=== Given records ===
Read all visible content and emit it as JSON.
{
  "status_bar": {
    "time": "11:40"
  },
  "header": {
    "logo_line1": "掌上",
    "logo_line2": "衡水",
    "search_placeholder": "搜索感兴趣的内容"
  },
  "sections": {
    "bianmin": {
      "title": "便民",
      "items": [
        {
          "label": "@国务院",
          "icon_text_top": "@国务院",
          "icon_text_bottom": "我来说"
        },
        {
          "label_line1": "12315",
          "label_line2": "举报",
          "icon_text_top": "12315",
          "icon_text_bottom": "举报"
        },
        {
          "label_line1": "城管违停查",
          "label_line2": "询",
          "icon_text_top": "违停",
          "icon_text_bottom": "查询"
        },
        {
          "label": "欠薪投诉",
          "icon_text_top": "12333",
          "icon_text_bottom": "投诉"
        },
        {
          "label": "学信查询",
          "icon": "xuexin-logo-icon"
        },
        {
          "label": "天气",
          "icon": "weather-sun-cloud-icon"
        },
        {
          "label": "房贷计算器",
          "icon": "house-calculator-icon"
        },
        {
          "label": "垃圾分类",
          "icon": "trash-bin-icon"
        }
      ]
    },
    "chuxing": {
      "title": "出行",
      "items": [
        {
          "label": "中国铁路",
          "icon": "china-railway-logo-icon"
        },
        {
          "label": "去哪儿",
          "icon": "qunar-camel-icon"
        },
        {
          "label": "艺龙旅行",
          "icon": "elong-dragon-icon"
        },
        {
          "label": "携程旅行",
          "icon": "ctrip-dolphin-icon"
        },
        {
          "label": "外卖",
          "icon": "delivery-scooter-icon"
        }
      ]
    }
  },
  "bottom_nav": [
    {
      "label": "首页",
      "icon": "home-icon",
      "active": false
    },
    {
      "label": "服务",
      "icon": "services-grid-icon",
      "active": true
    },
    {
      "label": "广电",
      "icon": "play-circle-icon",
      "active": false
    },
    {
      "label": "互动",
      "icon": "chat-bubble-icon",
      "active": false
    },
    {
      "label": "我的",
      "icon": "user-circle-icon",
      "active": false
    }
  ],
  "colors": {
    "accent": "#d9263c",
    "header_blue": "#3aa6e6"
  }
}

=== Written exercise ===
Transcribe all entries exactly as they are given.

=== Response ===
Read all visible content and emit it as JSON.
{
  "status_bar": {
    "time": "11:40"
  },
  "header": {
    "logo_line1": "掌上",
    "logo_line2": "衡水",
    "search_placeholder": "搜索感兴趣的内容"
  },
  "sections": {
    "bianmin": {
      "title": "便民",
      "items": [
        {
          "label": "@国务院",
          "icon_text_top": "@国务院",
          "icon_text_bottom": "我来说"
        },
        {
          "label_line1": "12315",
          "label_line2": "举报",
          "icon_text_top": "12315",
          "icon_text_bottom": "举报"
        },
        {
          "label_line1": "城管违停查",
          "label_line2": "询",
          "icon_text_top": "违停",
          "icon_text_bottom": "查询"
        },
        {
          "label": "欠薪投诉",
          "icon_text_top": "12333",
          "icon_text_bottom": "投诉"
        },
        {
          "label": "学信查询",
          "icon": "xuexin-logo-icon"
        },
        {
          "label": "天气",
          "icon": "weather-sun-cloud-icon"
        },
        {
          "label": "房贷计算器",
          "icon": "house-calculator-icon"
        },
        {
          "label": "垃圾分类",
          "icon": "trash-bin-icon"
        }
      ]
    },
    "chuxing": {
      "title": "出行",
      "items": [
        {
          "label": "中国铁路",
          "icon": "china-railway-logo-icon"
        },
        {
          "label": "去哪儿",
          "icon": "qunar-camel-icon"
        },
        {
          "label": "艺龙旅行",
          "icon": "elong-dragon-icon"
        },
        {
          "label": "携程旅行",
          "icon": "ctrip-dolphin-icon"
        },
        {
          "label": "外卖",
          "icon": "delivery-scooter-icon"
        }
      ]
    }
  },
  "bottom_nav": [
    {
      "label": "首页",
      "icon": "home-icon",
      "active": false
    },
    {
      "label": "服务",
      "icon": "services-grid-icon",
      "active": true
    },
    {
      "label": "广电",
      "icon": "play-circle-icon",
      "active": false
    },
    {
      "label": "互动",
      "icon": "chat-bubble-icon",
      "active": false
    },
    {
      "label": "我的",
      "icon": "user-circle-icon",
      "active": false
    }
  ],
  "colors": {
    "accent": "#d9263c",
    "header_blue": "#3aa6e6"
  }
}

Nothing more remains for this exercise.